**CHALLENGE**
Sort through the entries below and pull out lines containing the word "JSON".
##### DATA SUPPLIED #####
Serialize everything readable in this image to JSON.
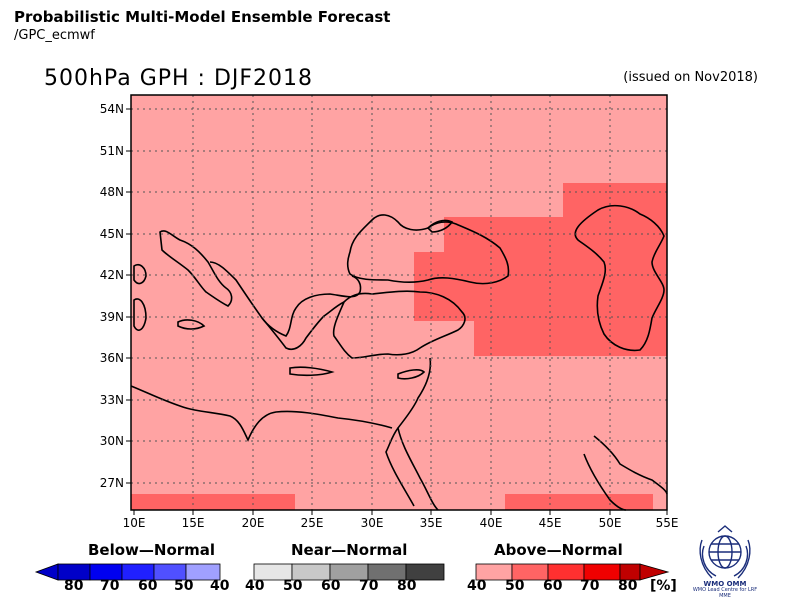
{
  "header": {
    "title": "Probabilistic Multi-Model Ensemble Forecast",
    "subtitle": "/GPC_ecmwf",
    "map_title": "500hPa GPH : DJF2018",
    "issued": "(issued on Nov2018)"
  },
  "map": {
    "lon_ticks": [
      "10E",
      "15E",
      "20E",
      "25E",
      "30E",
      "35E",
      "40E",
      "45E",
      "50E",
      "55E"
    ],
    "lat_ticks": [
      "54N",
      "51N",
      "48N",
      "45N",
      "42N",
      "39N",
      "36N",
      "33N",
      "30N",
      "27N"
    ],
    "background_category": "Above-Normal 40-50%",
    "colors": {
      "above_40": "#ffa3a3",
      "above_50": "#ff6464",
      "coast": "#000000"
    }
  },
  "legend": {
    "below": {
      "title": "Below—Normal",
      "labels": [
        "80",
        "70",
        "60",
        "50",
        "40"
      ],
      "colors": [
        "#0000c8",
        "#0000f0",
        "#2020ff",
        "#5050ff",
        "#a0a0ff"
      ]
    },
    "near": {
      "title": "Near—Normal",
      "labels": [
        "40",
        "50",
        "60",
        "70",
        "80"
      ],
      "colors": [
        "#e6e6e6",
        "#c8c8c8",
        "#a0a0a0",
        "#707070",
        "#404040"
      ]
    },
    "above": {
      "title": "Above—Normal",
      "labels": [
        "40",
        "50",
        "60",
        "70",
        "80"
      ],
      "unit": "[%]",
      "colors": [
        "#ffa3a3",
        "#ff6464",
        "#ff3030",
        "#f00000",
        "#c00000"
      ]
    }
  },
  "logo": {
    "caption": "WMO Lead Centre for LRF MME"
  }
}
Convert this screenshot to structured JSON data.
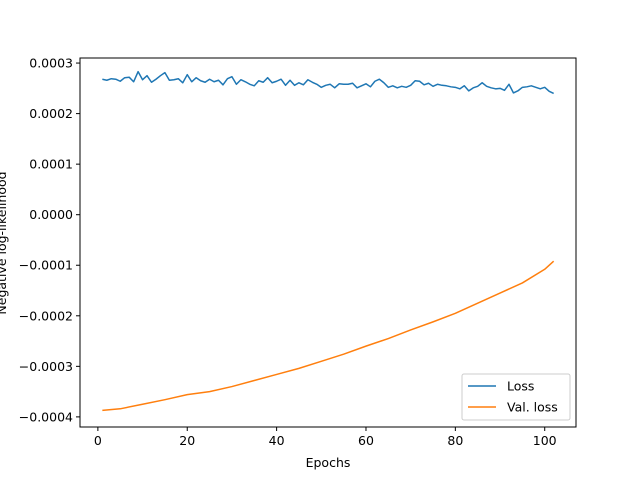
#####
**TASK RESULT**
Serialize everything readable in this image to JSON.
Convert this screenshot to structured JSON data.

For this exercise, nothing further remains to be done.